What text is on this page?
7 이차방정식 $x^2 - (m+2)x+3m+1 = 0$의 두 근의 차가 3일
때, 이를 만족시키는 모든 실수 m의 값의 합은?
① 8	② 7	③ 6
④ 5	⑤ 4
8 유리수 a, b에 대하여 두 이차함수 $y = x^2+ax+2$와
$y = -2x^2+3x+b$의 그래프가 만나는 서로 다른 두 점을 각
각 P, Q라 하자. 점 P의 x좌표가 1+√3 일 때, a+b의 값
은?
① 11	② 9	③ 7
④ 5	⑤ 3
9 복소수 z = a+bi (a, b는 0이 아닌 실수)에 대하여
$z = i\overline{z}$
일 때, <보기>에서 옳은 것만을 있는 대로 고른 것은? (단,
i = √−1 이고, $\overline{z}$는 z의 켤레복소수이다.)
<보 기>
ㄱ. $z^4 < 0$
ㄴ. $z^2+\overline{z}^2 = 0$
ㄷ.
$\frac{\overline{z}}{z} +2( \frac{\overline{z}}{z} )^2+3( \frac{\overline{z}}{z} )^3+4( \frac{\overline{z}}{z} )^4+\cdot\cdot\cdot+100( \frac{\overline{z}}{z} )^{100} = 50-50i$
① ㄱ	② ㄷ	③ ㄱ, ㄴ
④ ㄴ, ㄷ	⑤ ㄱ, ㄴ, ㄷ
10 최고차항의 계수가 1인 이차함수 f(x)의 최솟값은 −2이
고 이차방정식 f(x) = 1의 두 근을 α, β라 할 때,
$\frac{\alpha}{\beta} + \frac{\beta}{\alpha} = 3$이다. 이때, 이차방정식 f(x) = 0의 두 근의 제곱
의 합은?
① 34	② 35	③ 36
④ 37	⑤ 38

##########

[GIVEN INSTRUCTION]
Each line of the listing should be echoed back exactly.

[FINAL RESULT]
What text is on this page?
7 이차방정식 $x^2 - (m+2)x+3m+1 = 0$의 두 근의 차가 3일
때, 이를 만족시키는 모든 실수 m의 값의 합은?
① 8	② 7	③ 6
④ 5	⑤ 4
8 유리수 a, b에 대하여 두 이차함수 $y = x^2+ax+2$와
$y = -2x^2+3x+b$의 그래프가 만나는 서로 다른 두 점을 각
각 P, Q라 하자. 점 P의 x좌표가 1+√3 일 때, a+b의 값
은?
① 11	② 9	③ 7
④ 5	⑤ 3
9 복소수 z = a+bi (a, b는 0이 아닌 실수)에 대하여
$z = i\overline{z}$
일 때, <보기>에서 옳은 것만을 있는 대로 고른 것은? (단,
i = √−1 이고, $\overline{z}$는 z의 켤레복소수이다.)
<보 기>
ㄱ. $z^4 < 0$
ㄴ. $z^2+\overline{z}^2 = 0$
ㄷ.
$\frac{\overline{z}}{z} +2( \frac{\overline{z}}{z} )^2+3( \frac{\overline{z}}{z} )^3+4( \frac{\overline{z}}{z} )^4+\cdot\cdot\cdot+100( \frac{\overline{z}}{z} )^{100} = 50-50i$
① ㄱ	② ㄷ	③ ㄱ, ㄴ
④ ㄴ, ㄷ	⑤ ㄱ, ㄴ, ㄷ
10 최고차항의 계수가 1인 이차함수 f(x)의 최솟값은 −2이
고 이차방정식 f(x) = 1의 두 근을 α, β라 할 때,
$\frac{\alpha}{\beta} + \frac{\beta}{\alpha} = 3$이다. 이때, 이차방정식 f(x) = 0의 두 근의 제곱
의 합은?
① 34	② 35	③ 36
④ 37	⑤ 38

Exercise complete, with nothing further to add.